EXTRAIT CHOISI:
Saint Jack : L’homme de Singapour

Relativement méconnu dans la filmographie de Peter Bogdanovich, Saint Jack s’est offert, en même temps que La dernière séance, une belle mise en avant par Carlotta Films. En effet, le film est sorti le 10 octobre dernier en Édition Prestige Limitée avec Blu-ray, DVD et Memorabilia. Une superbe édition pour une œuvre atypique qui mérite amplement qu’on s’y attarde.

Peter Bogdanovich le dit lui-même, Saint Jack est l’un de ses films préférés, celui qui lui redonna le goût de la réalisation. Après trois échecs successifs (Daisy Miller, Enfin l’amour et Nickelodeon), Bogdanovich aborde la fin des années 70 déprimé. Cybill Sheperd, sa compagne de l’époque, est en procès contre Playboy qui avait diffusé sans autorisation des photogrammes d’elle nue quand elle tournait La dernière séance. Il se trouve qu’à l’époque, Playboy détenait les droits du livre Saint Jack écrit par Paul Theroux. Orson Welles, ami de Bogdanovich, pensait qu’il pourrait en tirer un bon film. Sheperd négocia alors les droits du roman durant son procès, mais Welles ne se mettant toujours pas au travail, Bogdanovich reprit les rênes de la réalisation. Il alla chercher Roger Corman chez qui il avait débuté pour dégoter un petit budget et s’en alla à Singapour avec Ben Gazzara et une équipe technique réduite pour tourner Saint Jack.

L’histoire du cinéma a ensuite un peu oublié le film et c’est bien dommage tant, effectivement, on sent chez Bogdanovich un vrai plaisir à le réaliser. L’intrigue du film se déroule à Singapour dans les années 70. Jack Flowers est un américain expatrié qui dirige une maison close avec succès, s’attirant les foudres des concurrents. Parallèlement il se prend d’amitié pour William Leigh (irrésistible Denholm Elliott), un comptable venu de Hong-Kong et se fait contacter par Eddie Schuman, un homme travaillant pour la CIA…

Visiblement inspiré par le travail de John Cassavetes (à qui il emprunte Ben Gazzara, l’un de ses acteurs fétiches), Peter Bogdanovich filme les déambulations de son personnage sans véritable trame principale. La caméra déambule en même temps que Jack Flowers et capte l’énergie du Singapour de l’époque, véritable lieu de détente et de plaisir, notamment pour les soldats américains basés au Vietnam. D’ailleurs, Peter Bogdanovich dut rédiger un traitement totalement différent de celui du film tourné pour convaincre les autorités de Singapour de tourner sur place. Ce n’est qu’une fois le film sorti que la supercherie fut dévoilée. Pour autant, Saint Jack est le reflet de la réalité de l’époque, critiquant l’impérialisme des américains et le colonialisme des anglais. Le film n’en est pas moins une déclaration d’amour laconique à une ville unique au monde où les vices se concentrent, les ambitions se perdent et le sens moral est mis à mal.

DONNÉES FOURNIES:
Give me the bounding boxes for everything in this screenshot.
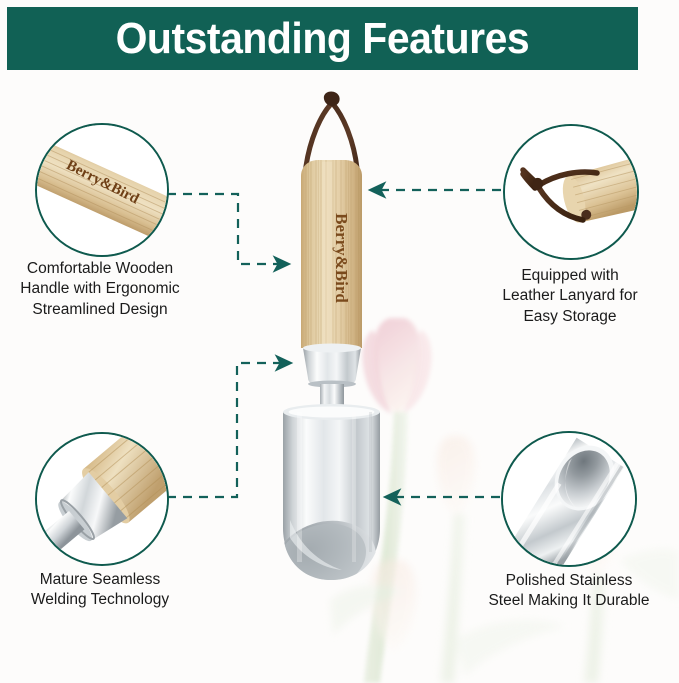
caption-line: Mature Seamless bbox=[4, 570, 196, 590]
infographic-canvas: Outstanding Features bbox=[0, 0, 679, 683]
caption-wooden-handle: Comfortable Wooden Handle with Ergonomic… bbox=[2, 259, 198, 320]
caption-stainless-steel: Polished Stainless Steel Making It Durab… bbox=[464, 571, 674, 612]
caption-line: Polished Stainless bbox=[464, 571, 674, 591]
caption-line: Handle with Ergonomic bbox=[2, 279, 198, 299]
caption-leather-lanyard: Equipped with Leather Lanyard for Easy S… bbox=[470, 266, 670, 327]
caption-line: Streamlined Design bbox=[2, 300, 198, 320]
caption-line: Welding Technology bbox=[4, 590, 196, 610]
detail-ferrule-weld-joint bbox=[37, 434, 167, 564]
steel-cylinder bbox=[263, 404, 387, 616]
callout-circle-leather-lanyard bbox=[503, 124, 639, 260]
caption-line: Easy Storage bbox=[470, 307, 670, 327]
wooden-handle: Berry&Bird bbox=[301, 155, 362, 352]
caption-line: Leather Lanyard for bbox=[470, 286, 670, 306]
caption-welding: Mature Seamless Welding Technology bbox=[4, 570, 196, 611]
detail-lanyard-on-handle-end bbox=[505, 126, 637, 258]
callout-circle-wooden-handle: Berry&Bird bbox=[35, 123, 169, 257]
detail-polished-cylinder-mouth bbox=[503, 433, 635, 565]
brand-engraving-label: Berry&Bird bbox=[332, 213, 351, 303]
callout-circle-welding bbox=[35, 432, 169, 566]
caption-line: Equipped with bbox=[470, 266, 670, 286]
caption-line: Steel Making It Durable bbox=[464, 591, 674, 611]
detail-wood-handle-engraving: Berry&Bird bbox=[37, 125, 167, 255]
callout-circle-stainless-steel bbox=[501, 431, 637, 567]
caption-line: Comfortable Wooden bbox=[2, 259, 198, 279]
steel-ferrule bbox=[303, 344, 361, 388]
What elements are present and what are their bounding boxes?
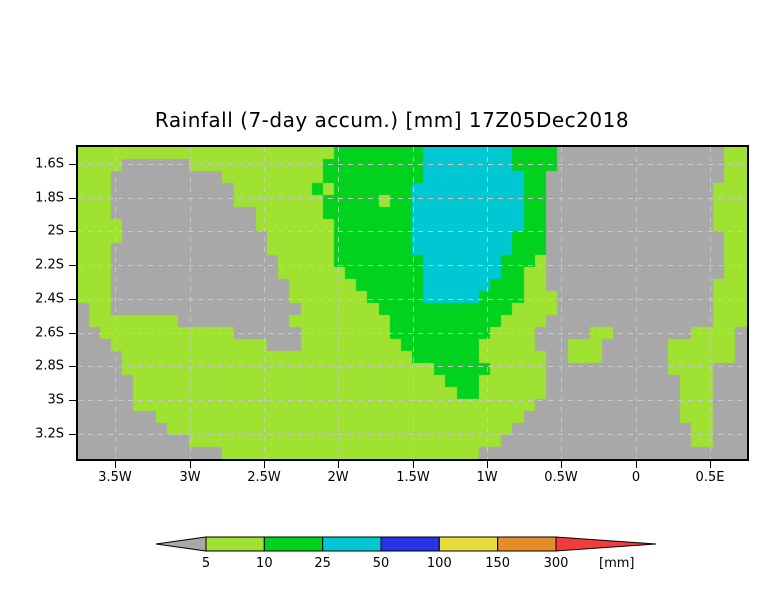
y-axis-tick-label: 2S bbox=[0, 224, 64, 239]
y-axis-tick-label: 3.2S bbox=[0, 427, 64, 442]
colorbar-units-label: [mm] bbox=[599, 556, 634, 571]
x-tick-mark bbox=[561, 461, 562, 468]
y-tick-mark bbox=[69, 265, 76, 266]
y-axis-tick-label: 2.2S bbox=[0, 258, 64, 273]
y-axis-tick-label: 2.6S bbox=[0, 326, 64, 341]
y-tick-mark bbox=[69, 231, 76, 232]
x-axis-tick-label: 3W bbox=[179, 470, 200, 485]
colorbar-tick-label: 5 bbox=[202, 556, 210, 571]
x-tick-mark bbox=[710, 461, 711, 468]
x-axis-tick-label: 0 bbox=[632, 470, 640, 485]
x-axis-tick-label: 0.5E bbox=[696, 470, 725, 485]
y-tick-mark bbox=[69, 198, 76, 199]
x-tick-mark bbox=[264, 461, 265, 468]
x-axis-tick-label: 0.5W bbox=[544, 470, 578, 485]
x-axis-tick-label: 2W bbox=[327, 470, 348, 485]
x-axis-tick-label: 2.5W bbox=[247, 470, 281, 485]
colorbar-band bbox=[439, 537, 497, 551]
x-axis-tick-label: 1.5W bbox=[396, 470, 430, 485]
y-tick-mark bbox=[69, 400, 76, 401]
colorbar: 5102550100150300 [mm] bbox=[156, 533, 656, 583]
colorbar-band bbox=[323, 537, 381, 551]
colorbar-over-arrow bbox=[556, 537, 656, 551]
plot-area bbox=[76, 145, 749, 461]
colorbar-tick-label: 300 bbox=[544, 556, 569, 571]
colorbar-tick-label: 150 bbox=[485, 556, 510, 571]
y-axis-tick-label: 1.8S bbox=[0, 191, 64, 206]
x-axis-tick-label: 1W bbox=[476, 470, 497, 485]
colorbar-tick-label: 25 bbox=[314, 556, 331, 571]
y-tick-mark bbox=[69, 366, 76, 367]
y-tick-mark bbox=[69, 333, 76, 334]
colorbar-tick-label: 10 bbox=[256, 556, 273, 571]
colorbar-tick-label: 100 bbox=[427, 556, 452, 571]
page-title: Rainfall (7-day accum.) [mm] 17Z05Dec201… bbox=[0, 108, 784, 132]
colorbar-gradient bbox=[156, 533, 656, 555]
colorbar-tick-label: 50 bbox=[373, 556, 390, 571]
x-tick-mark bbox=[487, 461, 488, 468]
x-tick-mark bbox=[636, 461, 637, 468]
y-tick-mark bbox=[69, 299, 76, 300]
y-tick-mark bbox=[69, 164, 76, 165]
x-tick-mark bbox=[115, 461, 116, 468]
rainfall-heatmap bbox=[78, 147, 747, 459]
x-axis-tick-label: 3.5W bbox=[98, 470, 132, 485]
colorbar-band bbox=[498, 537, 556, 551]
x-tick-mark bbox=[338, 461, 339, 468]
colorbar-band bbox=[206, 537, 264, 551]
x-tick-mark bbox=[190, 461, 191, 468]
y-axis-tick-label: 1.6S bbox=[0, 157, 64, 172]
colorbar-band bbox=[264, 537, 322, 551]
y-axis-tick-label: 2.4S bbox=[0, 292, 64, 307]
y-axis-tick-label: 2.8S bbox=[0, 359, 64, 374]
y-axis-tick-label: 3S bbox=[0, 393, 64, 408]
x-tick-mark bbox=[413, 461, 414, 468]
colorbar-band bbox=[381, 537, 439, 551]
colorbar-under-arrow bbox=[156, 537, 206, 551]
y-tick-mark bbox=[69, 434, 76, 435]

CONSIGNES DE L'EXERCICE:
1. D'après la critique de Saint Jack, quel acteur Peter Bogdanovich emmena-t-il à Singapour pour le tournage ?
2. Poursuivez la critique de Saint Jack après sa dernière phrase.

RÉPONSES AUX EXERCICES:
1. Ben Gazzara.

2.
Tout le récit de Saint Jack s’articule ainsi autour du sens moral de Jack et à sa façon de régir à ce qui l’entoure. Un soldat frappant une prostituée, une petite séance de torture avec tatouages, une demande de chantage avec photos à l’appui, Jack rêve de son indépendance tout en se confrontant sans cesse à la réalité des choses. Une réalité parfois déroutante tant, de l’aveu de Bogdanovich, il voulait éviter les clichés du genre. Ainsi le cinéaste préfère passer outre certaines scènes que l’on pensait inévitables pour aller vers autre chose de surprenant. Il préfère également ne pas trop expliquer la psychologie de son personnage et laisser Ben Gazzara prendre les choses en main à travers une interprétation toute en finesse où les regards comptent finalement plus que les mots. En dehors de ses partitions chez Cassavetes, Saint Jack est d’ailleurs l’un des plus beaux rôles de Gazzara.

Réalisé avec un certain style nonchalant, un peu à l’image de son héros, Saint Jack est un film dans lequel il faut s’immerger mais qui témoigne de l’aisance de Bogdanovich à passer de films en films sans jamais vraiment imposer un style de mise en scène reconnaissable (chose qu’il est le premier à revendiquer), préférant s’attarder sur une thématique qui, par contre, lui est propre, celle du temps qui passe et de la fin d’une époque, d’une innocence. En réalisant son film le plus atypique, Bogdanovich signe paradoxalement l’un de ses plus réussis, sachant capter une mélancolie tout à fait singulière.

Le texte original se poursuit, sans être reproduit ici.